--- START SUPPLIED MATERIAL ---

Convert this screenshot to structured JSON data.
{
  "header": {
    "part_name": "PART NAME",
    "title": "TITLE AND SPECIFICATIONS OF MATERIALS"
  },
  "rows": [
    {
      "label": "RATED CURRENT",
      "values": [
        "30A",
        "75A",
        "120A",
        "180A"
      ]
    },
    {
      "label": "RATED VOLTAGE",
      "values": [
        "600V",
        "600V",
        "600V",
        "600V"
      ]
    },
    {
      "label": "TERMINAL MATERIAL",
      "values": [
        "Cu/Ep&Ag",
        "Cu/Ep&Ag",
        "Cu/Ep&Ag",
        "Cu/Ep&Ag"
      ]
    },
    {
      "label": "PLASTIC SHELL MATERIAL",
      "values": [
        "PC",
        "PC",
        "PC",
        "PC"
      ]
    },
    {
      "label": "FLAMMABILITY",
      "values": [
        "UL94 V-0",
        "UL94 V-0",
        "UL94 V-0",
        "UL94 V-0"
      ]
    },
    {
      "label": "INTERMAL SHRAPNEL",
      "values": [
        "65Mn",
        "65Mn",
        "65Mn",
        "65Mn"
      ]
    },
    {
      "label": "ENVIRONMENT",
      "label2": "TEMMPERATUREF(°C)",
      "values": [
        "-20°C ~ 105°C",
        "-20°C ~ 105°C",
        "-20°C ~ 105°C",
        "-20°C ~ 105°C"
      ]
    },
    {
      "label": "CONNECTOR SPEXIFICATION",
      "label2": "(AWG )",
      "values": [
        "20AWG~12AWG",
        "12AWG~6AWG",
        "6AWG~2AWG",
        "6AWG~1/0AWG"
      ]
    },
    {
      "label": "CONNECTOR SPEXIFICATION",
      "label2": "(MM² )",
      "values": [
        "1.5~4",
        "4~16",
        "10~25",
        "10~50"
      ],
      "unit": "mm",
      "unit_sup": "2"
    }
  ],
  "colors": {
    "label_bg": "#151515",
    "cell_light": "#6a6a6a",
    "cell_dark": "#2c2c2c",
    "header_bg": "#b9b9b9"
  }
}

--- END SUPPLIED MATERIAL ---
--- START SUPPLIED MATERIAL ---

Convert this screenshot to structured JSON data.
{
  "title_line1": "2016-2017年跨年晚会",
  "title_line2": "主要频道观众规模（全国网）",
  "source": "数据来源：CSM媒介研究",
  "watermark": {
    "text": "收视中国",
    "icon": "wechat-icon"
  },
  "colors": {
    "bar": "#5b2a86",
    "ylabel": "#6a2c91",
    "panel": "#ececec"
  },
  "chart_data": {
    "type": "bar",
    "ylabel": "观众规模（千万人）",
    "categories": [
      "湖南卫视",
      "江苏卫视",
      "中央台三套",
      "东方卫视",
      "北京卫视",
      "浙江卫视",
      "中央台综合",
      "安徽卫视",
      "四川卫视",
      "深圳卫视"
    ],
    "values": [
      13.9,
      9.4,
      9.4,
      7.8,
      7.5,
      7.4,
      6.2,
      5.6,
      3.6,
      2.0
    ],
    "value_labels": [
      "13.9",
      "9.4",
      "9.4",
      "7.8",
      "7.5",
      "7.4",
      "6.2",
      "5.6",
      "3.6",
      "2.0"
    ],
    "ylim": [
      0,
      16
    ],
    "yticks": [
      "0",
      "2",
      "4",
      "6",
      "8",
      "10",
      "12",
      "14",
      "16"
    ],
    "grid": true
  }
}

--- END SUPPLIED MATERIAL ---
--- START SUPPLIED MATERIAL ---

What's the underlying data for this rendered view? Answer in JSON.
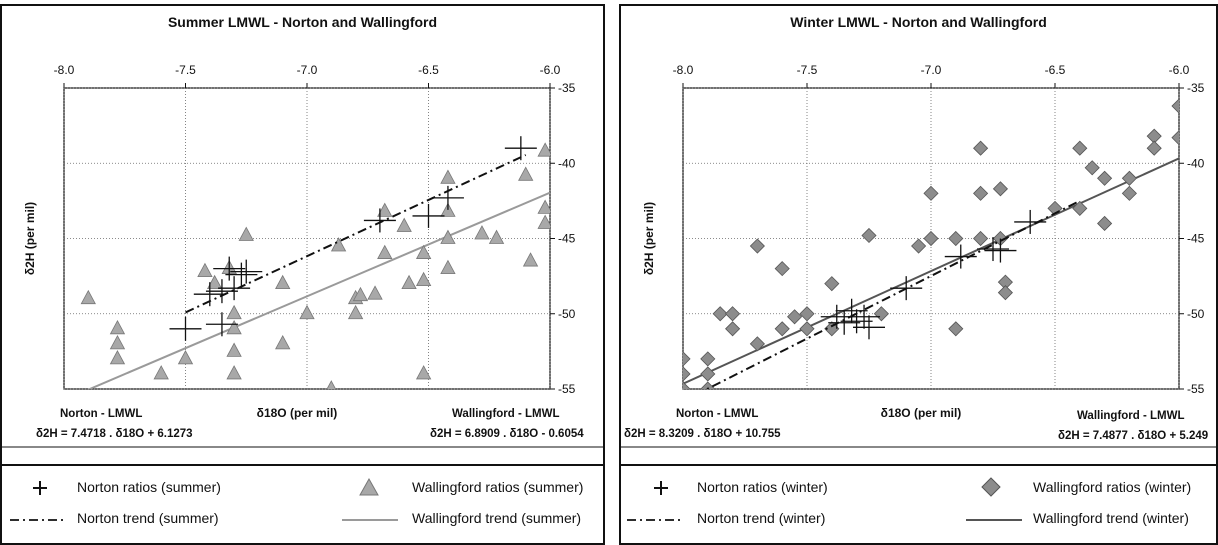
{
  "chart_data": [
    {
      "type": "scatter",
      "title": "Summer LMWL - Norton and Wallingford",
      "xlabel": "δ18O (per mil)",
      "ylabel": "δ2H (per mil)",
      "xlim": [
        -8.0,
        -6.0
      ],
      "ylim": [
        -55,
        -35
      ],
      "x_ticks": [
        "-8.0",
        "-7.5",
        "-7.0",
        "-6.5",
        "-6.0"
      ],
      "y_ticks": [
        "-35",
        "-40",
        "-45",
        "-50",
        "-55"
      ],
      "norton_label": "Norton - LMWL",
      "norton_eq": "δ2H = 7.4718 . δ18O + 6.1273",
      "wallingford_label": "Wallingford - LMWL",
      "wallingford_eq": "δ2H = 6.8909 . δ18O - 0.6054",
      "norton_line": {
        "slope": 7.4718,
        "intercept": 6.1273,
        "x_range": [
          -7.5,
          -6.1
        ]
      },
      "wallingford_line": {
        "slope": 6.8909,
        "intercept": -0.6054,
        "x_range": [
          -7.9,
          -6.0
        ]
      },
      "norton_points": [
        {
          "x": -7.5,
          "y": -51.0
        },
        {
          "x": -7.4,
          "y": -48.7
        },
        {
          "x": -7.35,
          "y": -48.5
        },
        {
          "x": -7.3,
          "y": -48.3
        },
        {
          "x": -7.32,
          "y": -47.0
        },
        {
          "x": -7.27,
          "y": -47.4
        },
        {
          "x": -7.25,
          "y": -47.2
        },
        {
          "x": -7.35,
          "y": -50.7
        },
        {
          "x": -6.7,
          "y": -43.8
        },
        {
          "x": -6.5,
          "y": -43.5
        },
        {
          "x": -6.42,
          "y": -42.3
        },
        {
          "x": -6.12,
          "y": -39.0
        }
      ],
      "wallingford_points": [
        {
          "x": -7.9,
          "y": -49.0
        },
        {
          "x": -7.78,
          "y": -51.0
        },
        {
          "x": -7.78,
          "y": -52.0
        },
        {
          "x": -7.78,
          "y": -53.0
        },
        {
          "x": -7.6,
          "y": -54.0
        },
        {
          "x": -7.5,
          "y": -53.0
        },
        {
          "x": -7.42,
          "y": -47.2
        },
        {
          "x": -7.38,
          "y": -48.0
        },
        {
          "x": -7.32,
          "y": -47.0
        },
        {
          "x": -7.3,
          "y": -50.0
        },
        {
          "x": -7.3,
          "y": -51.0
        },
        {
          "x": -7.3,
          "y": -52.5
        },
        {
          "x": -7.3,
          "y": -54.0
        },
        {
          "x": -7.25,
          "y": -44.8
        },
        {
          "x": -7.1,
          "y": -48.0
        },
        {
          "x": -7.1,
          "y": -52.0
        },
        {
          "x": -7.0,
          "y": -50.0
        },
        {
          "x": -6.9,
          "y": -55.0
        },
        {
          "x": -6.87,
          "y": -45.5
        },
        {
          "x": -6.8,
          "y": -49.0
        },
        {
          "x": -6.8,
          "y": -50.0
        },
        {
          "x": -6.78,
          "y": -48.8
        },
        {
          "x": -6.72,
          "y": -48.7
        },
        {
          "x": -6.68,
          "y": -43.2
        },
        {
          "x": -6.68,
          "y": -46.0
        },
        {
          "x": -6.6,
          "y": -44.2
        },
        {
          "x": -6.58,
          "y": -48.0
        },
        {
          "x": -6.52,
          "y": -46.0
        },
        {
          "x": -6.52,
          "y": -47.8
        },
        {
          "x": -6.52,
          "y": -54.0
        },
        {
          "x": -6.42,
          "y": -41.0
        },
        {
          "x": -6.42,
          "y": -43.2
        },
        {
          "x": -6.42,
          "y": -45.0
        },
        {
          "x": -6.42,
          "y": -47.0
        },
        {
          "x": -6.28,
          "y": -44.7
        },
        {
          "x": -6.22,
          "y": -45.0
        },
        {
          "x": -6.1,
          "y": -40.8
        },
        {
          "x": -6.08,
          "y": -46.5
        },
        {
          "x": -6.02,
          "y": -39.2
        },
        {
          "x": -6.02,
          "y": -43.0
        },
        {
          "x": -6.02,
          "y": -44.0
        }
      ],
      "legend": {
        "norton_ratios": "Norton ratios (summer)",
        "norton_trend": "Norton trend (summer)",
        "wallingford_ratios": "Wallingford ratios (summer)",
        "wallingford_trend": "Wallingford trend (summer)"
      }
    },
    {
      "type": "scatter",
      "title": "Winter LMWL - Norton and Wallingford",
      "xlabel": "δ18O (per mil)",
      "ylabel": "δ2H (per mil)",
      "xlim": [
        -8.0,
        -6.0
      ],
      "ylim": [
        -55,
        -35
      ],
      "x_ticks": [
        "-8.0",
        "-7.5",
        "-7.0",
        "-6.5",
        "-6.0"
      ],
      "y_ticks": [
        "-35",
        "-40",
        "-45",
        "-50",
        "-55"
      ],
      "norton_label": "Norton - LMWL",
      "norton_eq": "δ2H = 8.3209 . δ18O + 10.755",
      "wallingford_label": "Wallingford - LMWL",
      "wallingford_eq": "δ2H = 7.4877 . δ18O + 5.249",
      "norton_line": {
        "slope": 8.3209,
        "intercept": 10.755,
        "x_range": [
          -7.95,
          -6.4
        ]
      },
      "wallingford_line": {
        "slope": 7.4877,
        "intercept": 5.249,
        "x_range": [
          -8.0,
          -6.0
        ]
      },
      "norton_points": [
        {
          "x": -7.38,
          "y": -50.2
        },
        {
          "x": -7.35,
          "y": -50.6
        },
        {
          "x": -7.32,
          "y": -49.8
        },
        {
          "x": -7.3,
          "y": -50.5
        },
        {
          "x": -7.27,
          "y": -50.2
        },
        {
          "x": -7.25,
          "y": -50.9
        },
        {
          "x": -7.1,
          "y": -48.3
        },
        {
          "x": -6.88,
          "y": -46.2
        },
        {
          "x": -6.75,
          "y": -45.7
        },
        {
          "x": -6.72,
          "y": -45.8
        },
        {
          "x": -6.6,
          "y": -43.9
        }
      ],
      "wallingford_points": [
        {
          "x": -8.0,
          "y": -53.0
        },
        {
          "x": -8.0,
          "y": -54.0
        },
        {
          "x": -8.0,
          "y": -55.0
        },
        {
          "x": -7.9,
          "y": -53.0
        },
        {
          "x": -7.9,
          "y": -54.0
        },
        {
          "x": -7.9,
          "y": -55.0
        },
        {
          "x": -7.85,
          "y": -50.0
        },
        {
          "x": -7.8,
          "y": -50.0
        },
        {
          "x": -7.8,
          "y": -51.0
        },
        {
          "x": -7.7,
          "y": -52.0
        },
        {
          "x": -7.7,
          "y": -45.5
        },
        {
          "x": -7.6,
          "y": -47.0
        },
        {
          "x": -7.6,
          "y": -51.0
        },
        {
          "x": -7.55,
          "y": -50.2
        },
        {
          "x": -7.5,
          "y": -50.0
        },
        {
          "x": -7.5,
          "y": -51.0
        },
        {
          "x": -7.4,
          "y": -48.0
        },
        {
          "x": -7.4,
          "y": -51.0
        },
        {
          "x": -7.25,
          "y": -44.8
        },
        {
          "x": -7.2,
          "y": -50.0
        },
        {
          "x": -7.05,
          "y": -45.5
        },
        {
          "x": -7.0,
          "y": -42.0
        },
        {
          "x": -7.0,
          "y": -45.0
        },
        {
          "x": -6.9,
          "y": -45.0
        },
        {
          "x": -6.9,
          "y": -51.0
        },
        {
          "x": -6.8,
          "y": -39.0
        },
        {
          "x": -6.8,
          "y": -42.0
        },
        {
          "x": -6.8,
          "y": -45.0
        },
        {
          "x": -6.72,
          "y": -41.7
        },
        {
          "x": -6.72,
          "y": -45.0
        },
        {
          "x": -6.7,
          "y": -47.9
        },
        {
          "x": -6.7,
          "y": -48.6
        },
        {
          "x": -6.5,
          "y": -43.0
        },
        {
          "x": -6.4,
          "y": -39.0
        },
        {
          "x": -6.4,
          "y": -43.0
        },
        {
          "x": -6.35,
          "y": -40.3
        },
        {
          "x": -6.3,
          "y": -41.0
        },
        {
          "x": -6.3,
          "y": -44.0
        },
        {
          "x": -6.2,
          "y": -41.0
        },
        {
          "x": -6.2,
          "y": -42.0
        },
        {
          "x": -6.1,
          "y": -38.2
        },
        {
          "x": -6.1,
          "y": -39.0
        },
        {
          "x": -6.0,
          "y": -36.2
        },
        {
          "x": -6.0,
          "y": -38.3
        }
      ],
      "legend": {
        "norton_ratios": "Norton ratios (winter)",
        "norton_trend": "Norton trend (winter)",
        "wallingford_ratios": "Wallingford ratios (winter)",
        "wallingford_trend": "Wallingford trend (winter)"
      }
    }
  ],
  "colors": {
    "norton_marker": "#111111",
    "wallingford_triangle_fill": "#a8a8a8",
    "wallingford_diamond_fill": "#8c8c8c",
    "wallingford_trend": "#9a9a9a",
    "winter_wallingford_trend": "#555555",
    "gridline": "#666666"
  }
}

--- END SUPPLIED MATERIAL ---

WORK TO COMPLETE: Search the entries for the word "slope" and pick out every line that holds it.

ANSWER:
        "slope": 7.4718,
        "slope": 6.8909,
        "slope": 8.3209,
        "slope": 7.4877,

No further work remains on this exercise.